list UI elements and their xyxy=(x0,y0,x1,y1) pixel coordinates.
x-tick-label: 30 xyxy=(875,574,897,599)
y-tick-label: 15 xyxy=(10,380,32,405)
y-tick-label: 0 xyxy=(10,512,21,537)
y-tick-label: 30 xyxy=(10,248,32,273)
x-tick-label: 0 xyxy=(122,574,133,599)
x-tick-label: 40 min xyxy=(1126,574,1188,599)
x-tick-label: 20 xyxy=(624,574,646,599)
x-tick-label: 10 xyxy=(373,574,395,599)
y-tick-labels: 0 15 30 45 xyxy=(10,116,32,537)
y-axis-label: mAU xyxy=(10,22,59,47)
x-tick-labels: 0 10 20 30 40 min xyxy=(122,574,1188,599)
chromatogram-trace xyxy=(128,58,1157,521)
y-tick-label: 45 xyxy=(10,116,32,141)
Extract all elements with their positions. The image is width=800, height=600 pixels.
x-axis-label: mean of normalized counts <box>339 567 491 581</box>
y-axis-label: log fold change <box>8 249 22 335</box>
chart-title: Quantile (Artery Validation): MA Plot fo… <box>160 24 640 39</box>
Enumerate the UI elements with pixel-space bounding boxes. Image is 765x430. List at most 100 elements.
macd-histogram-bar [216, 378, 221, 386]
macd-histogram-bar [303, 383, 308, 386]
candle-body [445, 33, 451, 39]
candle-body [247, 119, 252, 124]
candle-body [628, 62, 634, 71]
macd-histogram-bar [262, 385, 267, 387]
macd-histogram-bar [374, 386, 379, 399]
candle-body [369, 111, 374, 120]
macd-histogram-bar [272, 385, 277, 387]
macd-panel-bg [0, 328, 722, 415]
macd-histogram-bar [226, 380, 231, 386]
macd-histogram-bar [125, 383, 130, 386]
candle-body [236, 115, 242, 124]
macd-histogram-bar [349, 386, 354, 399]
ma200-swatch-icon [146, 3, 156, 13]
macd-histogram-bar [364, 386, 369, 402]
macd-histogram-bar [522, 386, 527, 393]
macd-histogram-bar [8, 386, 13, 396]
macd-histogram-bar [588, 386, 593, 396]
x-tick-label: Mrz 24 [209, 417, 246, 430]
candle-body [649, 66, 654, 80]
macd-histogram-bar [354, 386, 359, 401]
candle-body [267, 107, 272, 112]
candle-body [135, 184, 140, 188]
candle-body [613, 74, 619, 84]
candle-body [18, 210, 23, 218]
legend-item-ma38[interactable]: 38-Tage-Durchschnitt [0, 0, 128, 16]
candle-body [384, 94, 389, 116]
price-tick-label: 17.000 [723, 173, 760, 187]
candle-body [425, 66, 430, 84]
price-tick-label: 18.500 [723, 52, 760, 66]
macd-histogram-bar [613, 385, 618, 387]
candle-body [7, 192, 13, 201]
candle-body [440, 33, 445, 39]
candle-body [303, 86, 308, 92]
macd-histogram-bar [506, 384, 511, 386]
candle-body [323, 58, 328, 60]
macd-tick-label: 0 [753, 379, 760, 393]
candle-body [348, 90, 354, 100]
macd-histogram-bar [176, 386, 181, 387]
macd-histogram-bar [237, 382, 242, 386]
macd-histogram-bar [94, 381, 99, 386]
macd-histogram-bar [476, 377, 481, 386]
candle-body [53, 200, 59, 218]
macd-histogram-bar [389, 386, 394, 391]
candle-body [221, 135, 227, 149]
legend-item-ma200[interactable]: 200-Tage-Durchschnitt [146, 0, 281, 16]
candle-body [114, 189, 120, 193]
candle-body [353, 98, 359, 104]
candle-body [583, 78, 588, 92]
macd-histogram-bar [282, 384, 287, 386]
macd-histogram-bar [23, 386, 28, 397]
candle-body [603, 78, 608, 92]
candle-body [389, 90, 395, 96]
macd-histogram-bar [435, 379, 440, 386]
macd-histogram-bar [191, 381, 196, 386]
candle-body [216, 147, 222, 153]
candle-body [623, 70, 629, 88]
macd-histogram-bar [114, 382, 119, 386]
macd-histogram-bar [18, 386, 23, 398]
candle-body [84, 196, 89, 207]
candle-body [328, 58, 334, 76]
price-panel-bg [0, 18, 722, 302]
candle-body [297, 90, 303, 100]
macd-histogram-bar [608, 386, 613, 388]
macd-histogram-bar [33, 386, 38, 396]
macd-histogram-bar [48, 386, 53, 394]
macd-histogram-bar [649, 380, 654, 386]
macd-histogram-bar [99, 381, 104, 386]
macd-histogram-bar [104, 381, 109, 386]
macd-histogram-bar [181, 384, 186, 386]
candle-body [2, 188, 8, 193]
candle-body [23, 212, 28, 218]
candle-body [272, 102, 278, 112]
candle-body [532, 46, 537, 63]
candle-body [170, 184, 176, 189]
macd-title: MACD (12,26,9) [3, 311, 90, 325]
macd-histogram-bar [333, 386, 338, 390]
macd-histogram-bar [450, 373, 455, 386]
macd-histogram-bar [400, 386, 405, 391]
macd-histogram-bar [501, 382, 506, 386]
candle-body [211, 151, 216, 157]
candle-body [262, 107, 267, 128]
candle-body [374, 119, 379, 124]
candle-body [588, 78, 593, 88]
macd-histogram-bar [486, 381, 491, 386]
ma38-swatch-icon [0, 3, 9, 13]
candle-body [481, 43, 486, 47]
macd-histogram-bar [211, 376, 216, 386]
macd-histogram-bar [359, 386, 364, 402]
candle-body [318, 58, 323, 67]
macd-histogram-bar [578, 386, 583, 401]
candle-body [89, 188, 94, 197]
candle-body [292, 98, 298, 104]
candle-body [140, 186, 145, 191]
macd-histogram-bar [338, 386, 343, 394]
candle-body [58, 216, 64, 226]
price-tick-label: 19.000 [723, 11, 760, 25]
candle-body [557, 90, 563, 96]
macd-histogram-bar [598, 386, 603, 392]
_ _ _
▶ TASK REQUIREMENTS:
Retype these records exactly as they stand, from the first line to the last.

▶ WORKED SOLUTION:
list UI elements and their xyxy=(x0,y0,x1,y1) pixel coordinates.
x-tick-label: 30 xyxy=(875,574,897,599)
y-tick-label: 15 xyxy=(10,380,32,405)
y-tick-label: 0 xyxy=(10,512,21,537)
y-tick-label: 30 xyxy=(10,248,32,273)
x-tick-label: 0 xyxy=(122,574,133,599)
x-tick-label: 40 min xyxy=(1126,574,1188,599)
x-tick-label: 20 xyxy=(624,574,646,599)
x-tick-label: 10 xyxy=(373,574,395,599)
y-tick-labels: 0 15 30 45 xyxy=(10,116,32,537)
y-axis-label: mAU xyxy=(10,22,59,47)
x-tick-labels: 0 10 20 30 40 min xyxy=(122,574,1188,599)
chromatogram-trace xyxy=(128,58,1157,521)
y-tick-label: 45 xyxy=(10,116,32,141)
Extract all elements with their positions. The image is width=800, height=600 pixels.
x-axis-label: mean of normalized counts <box>339 567 491 581</box>
y-axis-label: log fold change <box>8 249 22 335</box>
chart-title: Quantile (Artery Validation): MA Plot fo… <box>160 24 640 39</box>
Enumerate the UI elements with pixel-space bounding boxes. Image is 765x430. List at most 100 elements.
macd-histogram-bar [216, 378, 221, 386]
macd-histogram-bar [303, 383, 308, 386]
candle-body [445, 33, 451, 39]
candle-body [247, 119, 252, 124]
candle-body [628, 62, 634, 71]
macd-histogram-bar [262, 385, 267, 387]
macd-histogram-bar [374, 386, 379, 399]
candle-body [369, 111, 374, 120]
macd-histogram-bar [272, 385, 277, 387]
macd-panel-bg [0, 328, 722, 415]
macd-histogram-bar [226, 380, 231, 386]
macd-histogram-bar [125, 383, 130, 386]
candle-body [236, 115, 242, 124]
macd-histogram-bar [349, 386, 354, 399]
ma200-swatch-icon [146, 3, 156, 13]
macd-histogram-bar [364, 386, 369, 402]
macd-histogram-bar [522, 386, 527, 393]
macd-histogram-bar [8, 386, 13, 396]
macd-histogram-bar [588, 386, 593, 396]
x-tick-label: Mrz 24 [209, 417, 246, 430]
candle-body [649, 66, 654, 80]
macd-histogram-bar [354, 386, 359, 401]
candle-body [267, 107, 272, 112]
candle-body [135, 184, 140, 188]
candle-body [613, 74, 619, 84]
candle-body [18, 210, 23, 218]
legend-item-ma38[interactable]: 38-Tage-Durchschnitt [0, 0, 128, 16]
candle-body [384, 94, 389, 116]
price-tick-label: 17.000 [723, 173, 760, 187]
candle-body [425, 66, 430, 84]
price-tick-label: 18.500 [723, 52, 760, 66]
macd-histogram-bar [613, 385, 618, 387]
candle-body [7, 192, 13, 201]
candle-body [440, 33, 445, 39]
candle-body [303, 86, 308, 92]
macd-histogram-bar [506, 384, 511, 386]
candle-body [323, 58, 328, 60]
macd-tick-label: 0 [753, 379, 760, 393]
candle-body [348, 90, 354, 100]
macd-histogram-bar [176, 386, 181, 387]
macd-histogram-bar [237, 382, 242, 386]
macd-histogram-bar [94, 381, 99, 386]
macd-histogram-bar [476, 377, 481, 386]
candle-body [53, 200, 59, 218]
macd-histogram-bar [389, 386, 394, 391]
candle-body [221, 135, 227, 149]
legend-item-ma200[interactable]: 200-Tage-Durchschnitt [146, 0, 281, 16]
candle-body [114, 189, 120, 193]
candle-body [353, 98, 359, 104]
candle-body [583, 78, 588, 92]
macd-histogram-bar [282, 384, 287, 386]
macd-histogram-bar [23, 386, 28, 397]
candle-body [603, 78, 608, 92]
candle-body [389, 90, 395, 96]
macd-histogram-bar [435, 379, 440, 386]
macd-histogram-bar [191, 381, 196, 386]
candle-body [216, 147, 222, 153]
candle-body [623, 70, 629, 88]
macd-histogram-bar [114, 382, 119, 386]
macd-histogram-bar [18, 386, 23, 398]
candle-body [84, 196, 89, 207]
candle-body [328, 58, 334, 76]
price-panel-bg [0, 18, 722, 302]
candle-body [297, 90, 303, 100]
macd-histogram-bar [608, 386, 613, 388]
macd-histogram-bar [33, 386, 38, 396]
macd-histogram-bar [48, 386, 53, 394]
macd-histogram-bar [649, 380, 654, 386]
macd-histogram-bar [99, 381, 104, 386]
macd-histogram-bar [104, 381, 109, 386]
macd-histogram-bar [181, 384, 186, 386]
candle-body [2, 188, 8, 193]
candle-body [23, 212, 28, 218]
candle-body [272, 102, 278, 112]
candle-body [532, 46, 537, 63]
candle-body [170, 184, 176, 189]
macd-title: MACD (12,26,9) [3, 311, 90, 325]
macd-histogram-bar [333, 386, 338, 390]
macd-histogram-bar [450, 373, 455, 386]
macd-histogram-bar [400, 386, 405, 391]
macd-histogram-bar [501, 382, 506, 386]
candle-body [211, 151, 216, 157]
candle-body [262, 107, 267, 128]
candle-body [374, 119, 379, 124]
candle-body [588, 78, 593, 88]
macd-histogram-bar [486, 381, 491, 386]
ma38-swatch-icon [0, 3, 9, 13]
candle-body [481, 43, 486, 47]
macd-histogram-bar [211, 376, 216, 386]
macd-histogram-bar [359, 386, 364, 402]
candle-body [318, 58, 323, 67]
macd-histogram-bar [578, 386, 583, 401]
candle-body [89, 188, 94, 197]
candle-body [292, 98, 298, 104]
candle-body [140, 186, 145, 191]
macd-histogram-bar [338, 386, 343, 394]
candle-body [58, 216, 64, 226]
price-tick-label: 19.000 [723, 11, 760, 25]
candle-body [557, 90, 563, 96]
macd-histogram-bar [598, 386, 603, 392]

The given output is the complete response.